Find the lines below that contain the string "JSON". Copy each one.

> [DATASET RECORDS]
== == ==

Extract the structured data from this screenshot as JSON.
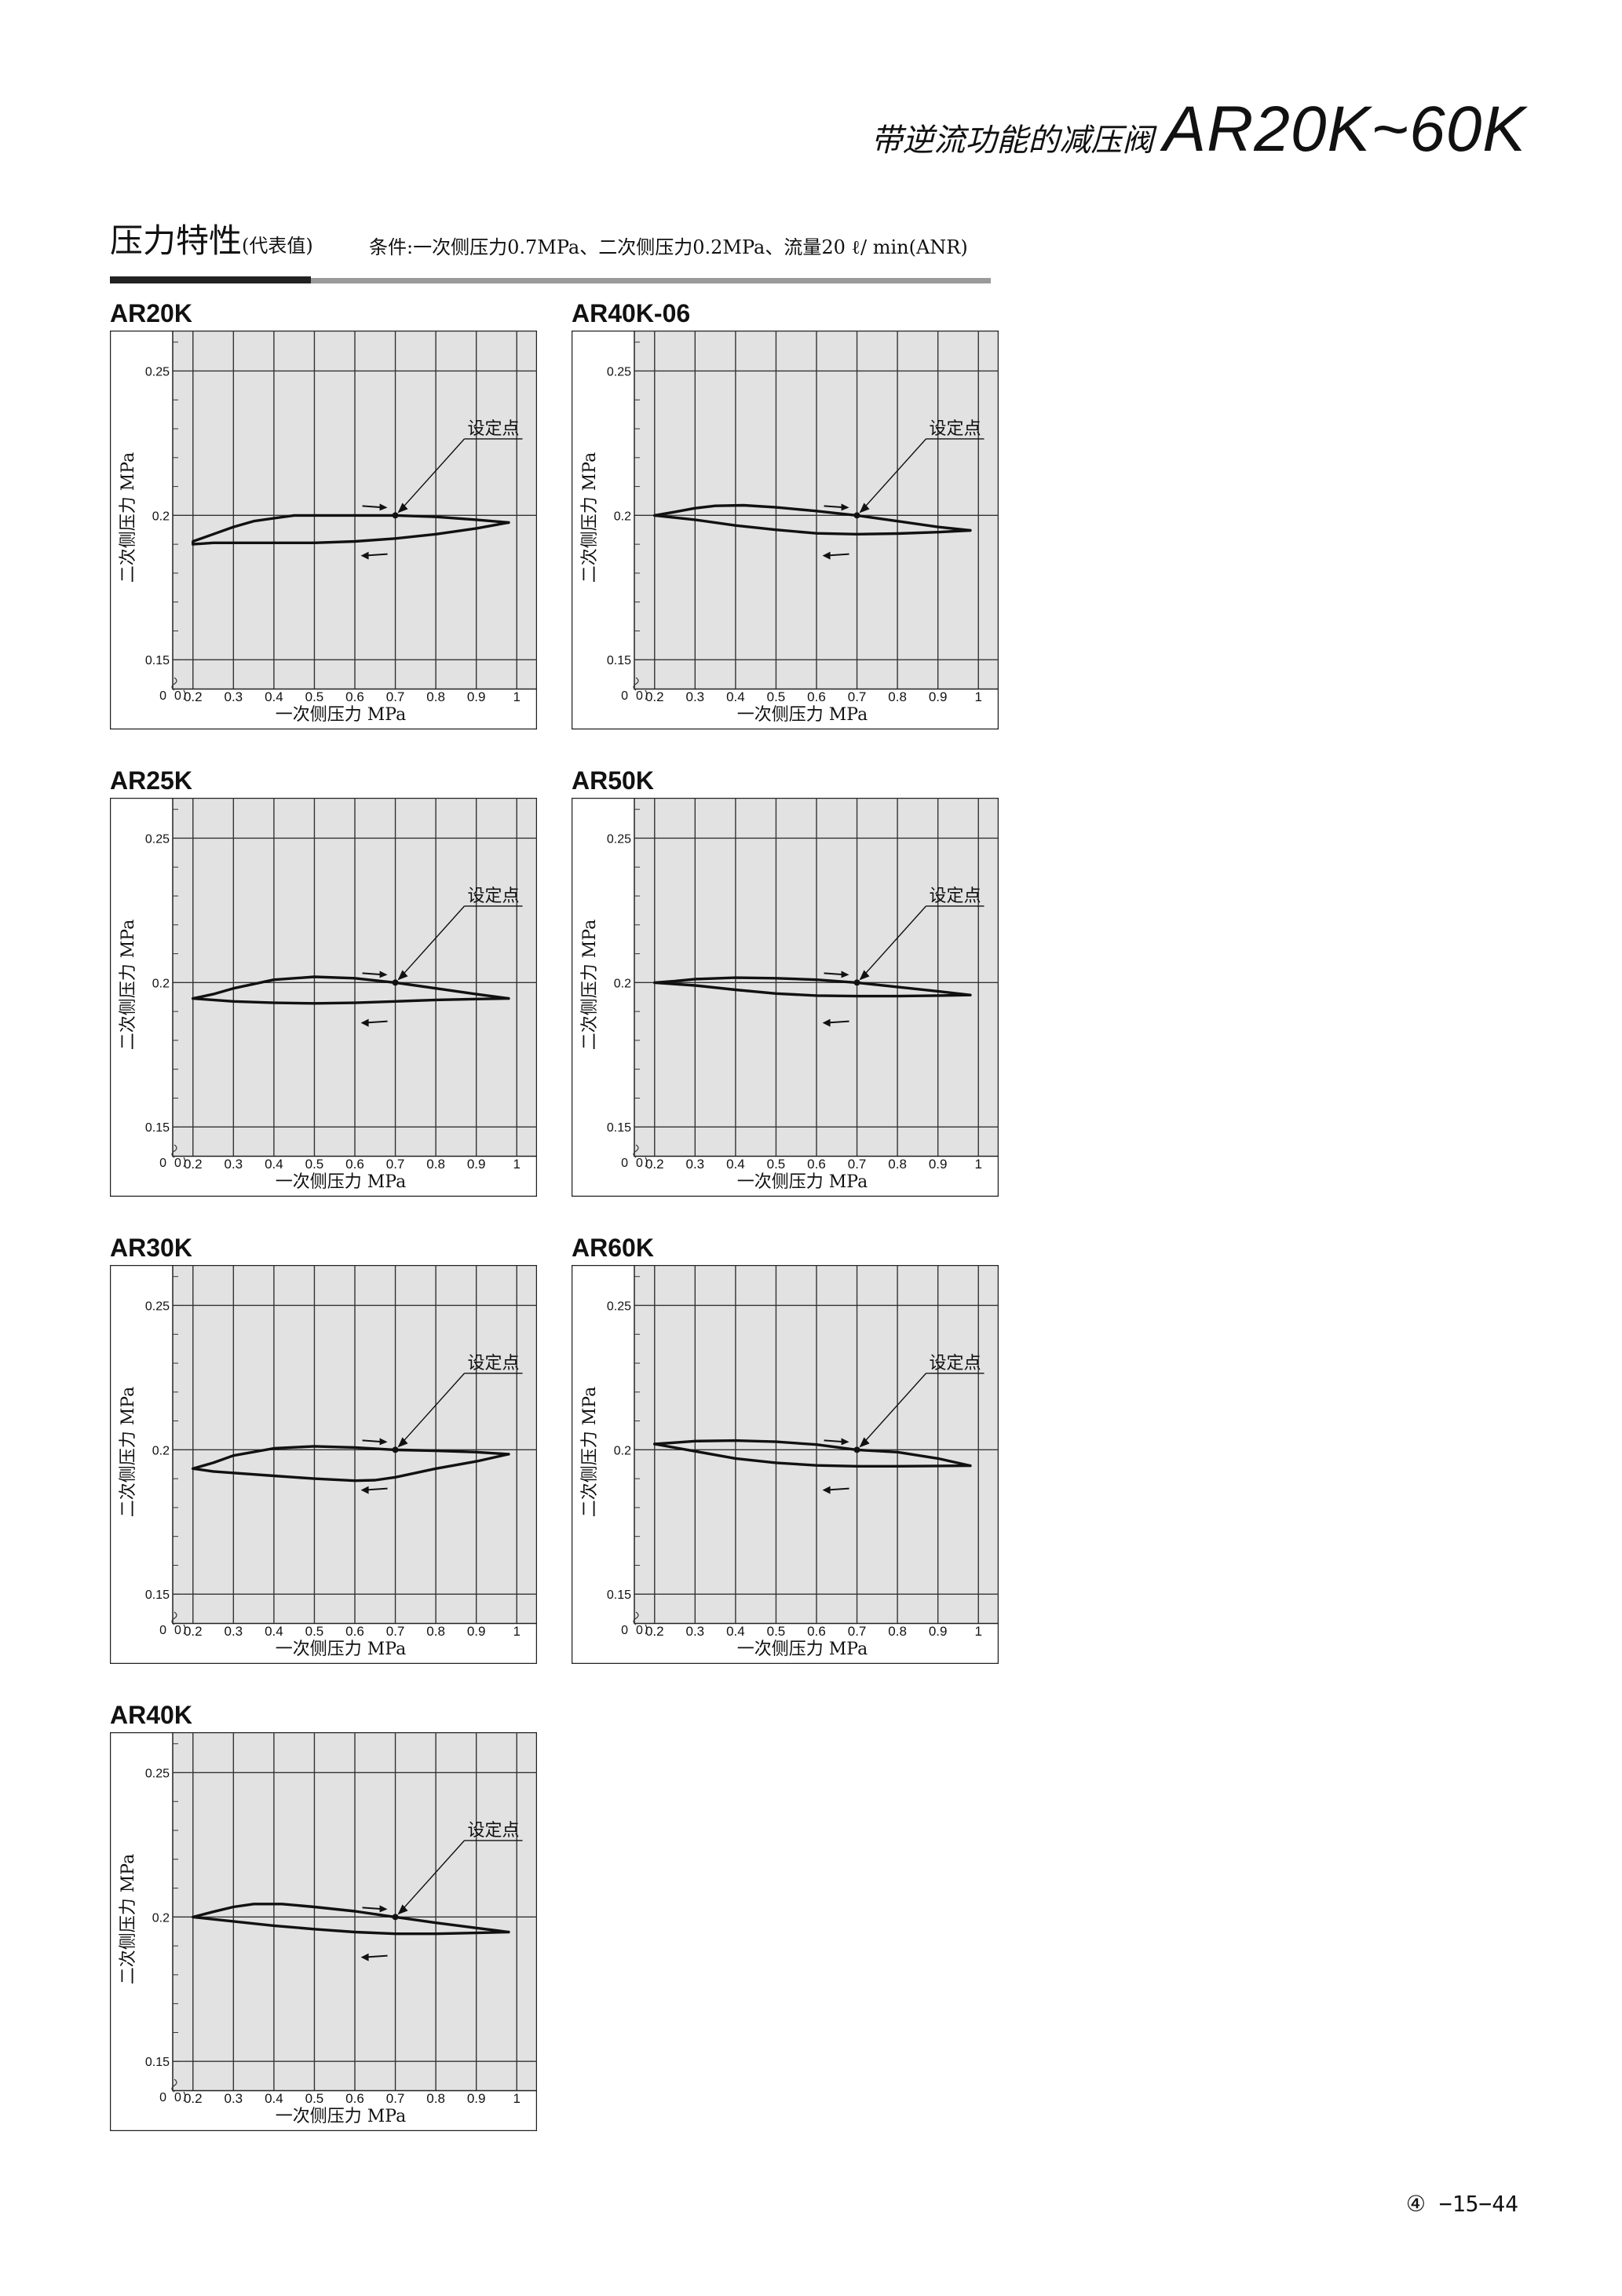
{
  "header": {
    "subtitle": "带逆流功能的减压阀",
    "title": "AR20K~60K"
  },
  "section": {
    "title": "压力特性",
    "title_note": "(代表值)",
    "condition": "条件:一次侧压力0.7MPa、二次侧压力0.2MPa、流量20 ℓ/ min(ANR)"
  },
  "page_number": "④ −15−44",
  "chart_data": [
    {
      "name": "AR20K",
      "type": "line",
      "title": "AR20K",
      "xlabel": "一次侧压力 MPa",
      "ylabel": "二次侧压力 MPa",
      "xlim": [
        0.15,
        1.05
      ],
      "ylim": [
        0.14,
        0.264
      ],
      "xticks": [
        "0.2",
        "0.3",
        "0.4",
        "0.5",
        "0.6",
        "0.7",
        "0.8",
        "0.9",
        "1"
      ],
      "yticks": [
        "0.15",
        "0.2",
        "0.25"
      ],
      "annotation": "设定点",
      "set_point": [
        0.7,
        0.2
      ],
      "series": [
        {
          "x": [
            0.7,
            0.6,
            0.5,
            0.45,
            0.4,
            0.35,
            0.3,
            0.25,
            0.2,
            0.2
          ],
          "y": [
            0.2,
            0.2,
            0.2,
            0.2,
            0.199,
            0.198,
            0.196,
            0.1935,
            0.191,
            0.19
          ]
        },
        {
          "x": [
            0.2,
            0.25,
            0.3,
            0.4,
            0.5,
            0.6,
            0.7,
            0.8,
            0.9,
            0.98
          ],
          "y": [
            0.19,
            0.1905,
            0.1905,
            0.1905,
            0.1905,
            0.191,
            0.192,
            0.1935,
            0.1955,
            0.1975
          ]
        },
        {
          "x": [
            0.98,
            0.9,
            0.8,
            0.7
          ],
          "y": [
            0.1975,
            0.1985,
            0.1995,
            0.2
          ]
        }
      ]
    },
    {
      "name": "AR40K-06",
      "type": "line",
      "title": "AR40K-06",
      "xlabel": "一次侧压力 MPa",
      "ylabel": "二次侧压力 MPa",
      "xlim": [
        0.15,
        1.05
      ],
      "ylim": [
        0.14,
        0.264
      ],
      "xticks": [
        "0.2",
        "0.3",
        "0.4",
        "0.5",
        "0.6",
        "0.7",
        "0.8",
        "0.9",
        "1"
      ],
      "yticks": [
        "0.15",
        "0.2",
        "0.25"
      ],
      "annotation": "设定点",
      "set_point": [
        0.7,
        0.2
      ],
      "series": [
        {
          "x": [
            0.7,
            0.6,
            0.5,
            0.42,
            0.35,
            0.3,
            0.25,
            0.2
          ],
          "y": [
            0.2,
            0.2015,
            0.2028,
            0.2035,
            0.2033,
            0.2025,
            0.2012,
            0.2
          ]
        },
        {
          "x": [
            0.2,
            0.3,
            0.4,
            0.5,
            0.6,
            0.7,
            0.8,
            0.9,
            0.98
          ],
          "y": [
            0.2,
            0.1985,
            0.1965,
            0.195,
            0.1938,
            0.1935,
            0.1937,
            0.1942,
            0.1948
          ]
        },
        {
          "x": [
            0.98,
            0.9,
            0.8,
            0.7
          ],
          "y": [
            0.1948,
            0.196,
            0.198,
            0.2
          ]
        }
      ]
    },
    {
      "name": "AR25K",
      "type": "line",
      "title": "AR25K",
      "xlabel": "一次侧压力 MPa",
      "ylabel": "二次侧压力 MPa",
      "xlim": [
        0.15,
        1.05
      ],
      "ylim": [
        0.14,
        0.264
      ],
      "xticks": [
        "0.2",
        "0.3",
        "0.4",
        "0.5",
        "0.6",
        "0.7",
        "0.8",
        "0.9",
        "1"
      ],
      "yticks": [
        "0.15",
        "0.2",
        "0.25"
      ],
      "annotation": "设定点",
      "set_point": [
        0.7,
        0.2
      ],
      "series": [
        {
          "x": [
            0.7,
            0.6,
            0.5,
            0.4,
            0.3,
            0.25,
            0.2
          ],
          "y": [
            0.2,
            0.2015,
            0.202,
            0.201,
            0.198,
            0.196,
            0.1945
          ]
        },
        {
          "x": [
            0.2,
            0.3,
            0.4,
            0.5,
            0.6,
            0.7,
            0.8,
            0.9,
            0.98
          ],
          "y": [
            0.1945,
            0.1935,
            0.193,
            0.1928,
            0.193,
            0.1935,
            0.194,
            0.1943,
            0.1945
          ]
        },
        {
          "x": [
            0.98,
            0.9,
            0.8,
            0.7
          ],
          "y": [
            0.1945,
            0.196,
            0.198,
            0.2
          ]
        }
      ]
    },
    {
      "name": "AR50K",
      "type": "line",
      "title": "AR50K",
      "xlabel": "一次侧压力 MPa",
      "ylabel": "二次侧压力 MPa",
      "xlim": [
        0.15,
        1.05
      ],
      "ylim": [
        0.14,
        0.264
      ],
      "xticks": [
        "0.2",
        "0.3",
        "0.4",
        "0.5",
        "0.6",
        "0.7",
        "0.8",
        "0.9",
        "1"
      ],
      "yticks": [
        "0.15",
        "0.2",
        "0.25"
      ],
      "annotation": "设定点",
      "set_point": [
        0.7,
        0.2
      ],
      "series": [
        {
          "x": [
            0.7,
            0.6,
            0.5,
            0.4,
            0.3,
            0.25,
            0.2
          ],
          "y": [
            0.2,
            0.201,
            0.2015,
            0.2017,
            0.2012,
            0.2005,
            0.2
          ]
        },
        {
          "x": [
            0.2,
            0.3,
            0.4,
            0.5,
            0.6,
            0.7,
            0.8,
            0.9,
            0.98
          ],
          "y": [
            0.2,
            0.199,
            0.1975,
            0.1962,
            0.1955,
            0.1953,
            0.1953,
            0.1955,
            0.1957
          ]
        },
        {
          "x": [
            0.98,
            0.9,
            0.8,
            0.7
          ],
          "y": [
            0.1957,
            0.197,
            0.1985,
            0.2
          ]
        }
      ]
    },
    {
      "name": "AR30K",
      "type": "line",
      "title": "AR30K",
      "xlabel": "一次侧压力 MPa",
      "ylabel": "二次侧压力 MPa",
      "xlim": [
        0.15,
        1.05
      ],
      "ylim": [
        0.14,
        0.264
      ],
      "xticks": [
        "0.2",
        "0.3",
        "0.4",
        "0.5",
        "0.6",
        "0.7",
        "0.8",
        "0.9",
        "1"
      ],
      "yticks": [
        "0.15",
        "0.2",
        "0.25"
      ],
      "annotation": "设定点",
      "set_point": [
        0.7,
        0.2
      ],
      "series": [
        {
          "x": [
            0.7,
            0.6,
            0.5,
            0.4,
            0.3,
            0.25,
            0.2
          ],
          "y": [
            0.2,
            0.2008,
            0.2012,
            0.2005,
            0.198,
            0.1955,
            0.1935
          ]
        },
        {
          "x": [
            0.2,
            0.25,
            0.3,
            0.4,
            0.5,
            0.6,
            0.65,
            0.7,
            0.8,
            0.9,
            0.98
          ],
          "y": [
            0.1935,
            0.1925,
            0.192,
            0.191,
            0.19,
            0.1893,
            0.1895,
            0.1905,
            0.1935,
            0.196,
            0.1985
          ]
        },
        {
          "x": [
            0.98,
            0.9,
            0.8,
            0.7
          ],
          "y": [
            0.1985,
            0.1992,
            0.1997,
            0.2
          ]
        }
      ]
    },
    {
      "name": "AR60K",
      "type": "line",
      "title": "AR60K",
      "xlabel": "一次侧压力 MPa",
      "ylabel": "二次侧压力 MPa",
      "xlim": [
        0.15,
        1.05
      ],
      "ylim": [
        0.14,
        0.264
      ],
      "xticks": [
        "0.2",
        "0.3",
        "0.4",
        "0.5",
        "0.6",
        "0.7",
        "0.8",
        "0.9",
        "1"
      ],
      "yticks": [
        "0.15",
        "0.2",
        "0.25"
      ],
      "annotation": "设定点",
      "set_point": [
        0.7,
        0.2
      ],
      "series": [
        {
          "x": [
            0.7,
            0.6,
            0.5,
            0.4,
            0.3,
            0.25,
            0.2
          ],
          "y": [
            0.2,
            0.2018,
            0.2028,
            0.2032,
            0.203,
            0.2025,
            0.202
          ]
        },
        {
          "x": [
            0.2,
            0.3,
            0.4,
            0.5,
            0.6,
            0.7,
            0.8,
            0.9,
            0.98
          ],
          "y": [
            0.202,
            0.1995,
            0.197,
            0.1955,
            0.1946,
            0.1943,
            0.1943,
            0.1944,
            0.1945
          ]
        },
        {
          "x": [
            0.98,
            0.9,
            0.8,
            0.7
          ],
          "y": [
            0.1945,
            0.197,
            0.1992,
            0.2
          ]
        }
      ]
    },
    {
      "name": "AR40K",
      "type": "line",
      "title": "AR40K",
      "xlabel": "一次侧压力 MPa",
      "ylabel": "二次侧压力 MPa",
      "xlim": [
        0.15,
        1.05
      ],
      "ylim": [
        0.14,
        0.264
      ],
      "xticks": [
        "0.2",
        "0.3",
        "0.4",
        "0.5",
        "0.6",
        "0.7",
        "0.8",
        "0.9",
        "1"
      ],
      "yticks": [
        "0.15",
        "0.2",
        "0.25"
      ],
      "annotation": "设定点",
      "set_point": [
        0.7,
        0.2
      ],
      "series": [
        {
          "x": [
            0.7,
            0.6,
            0.5,
            0.42,
            0.35,
            0.3,
            0.25,
            0.2
          ],
          "y": [
            0.2,
            0.202,
            0.2035,
            0.2045,
            0.2045,
            0.2035,
            0.2018,
            0.2
          ]
        },
        {
          "x": [
            0.2,
            0.3,
            0.4,
            0.5,
            0.6,
            0.7,
            0.8,
            0.9,
            0.98
          ],
          "y": [
            0.2,
            0.1985,
            0.197,
            0.1958,
            0.1948,
            0.1942,
            0.1942,
            0.1945,
            0.1948
          ]
        },
        {
          "x": [
            0.98,
            0.9,
            0.8,
            0.7
          ],
          "y": [
            0.1948,
            0.1962,
            0.198,
            0.2
          ]
        }
      ]
    }
  ]
}
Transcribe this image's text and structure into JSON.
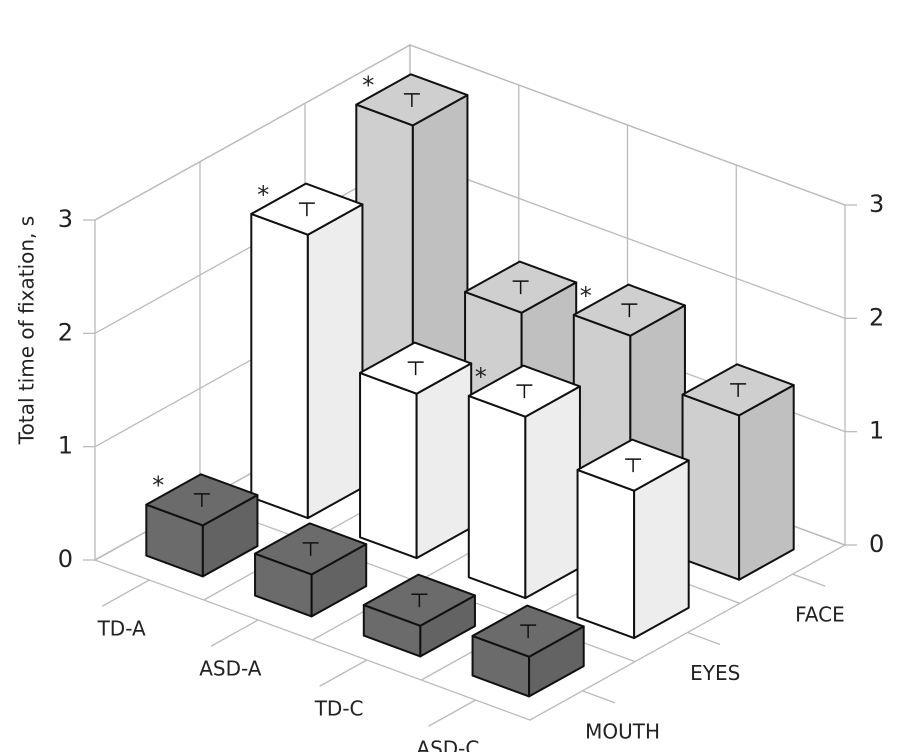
{
  "chart_data": {
    "type": "bar3d",
    "ylabel": "Total time of fixation, s",
    "categories": [
      "TD-A",
      "ASD-A",
      "TD-C",
      "ASD-C"
    ],
    "series": [
      {
        "name": "MOUTH",
        "color": "#6b6b6b",
        "values": [
          0.45,
          0.37,
          0.27,
          0.35
        ]
      },
      {
        "name": "EYES",
        "color": "#ffffff",
        "values": [
          2.5,
          1.45,
          1.6,
          1.3
        ]
      },
      {
        "name": "FACE",
        "color": "#cfcfcf",
        "values": [
          2.95,
          1.65,
          1.8,
          1.45
        ]
      }
    ],
    "ylim": [
      0,
      3
    ],
    "yticks": [
      0,
      1,
      2,
      3
    ],
    "y2lim": [
      0,
      3
    ],
    "y2ticks": [
      0,
      1,
      2,
      3
    ],
    "annotations": [
      {
        "text": "*",
        "series": "MOUTH",
        "category": "TD-A"
      },
      {
        "text": "*",
        "series": "EYES",
        "category": "TD-A"
      },
      {
        "text": "*",
        "series": "FACE",
        "category": "TD-A"
      },
      {
        "text": "*",
        "series": "EYES",
        "category": "TD-C"
      },
      {
        "text": "*",
        "series": "FACE",
        "category": "TD-C"
      }
    ],
    "grid": true
  }
}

== == ==

> [SOLUTION TO THE PROBLEM]
Extract the structured data from this screenshot as JSON.
Transcribe this image's text and structure into JSON.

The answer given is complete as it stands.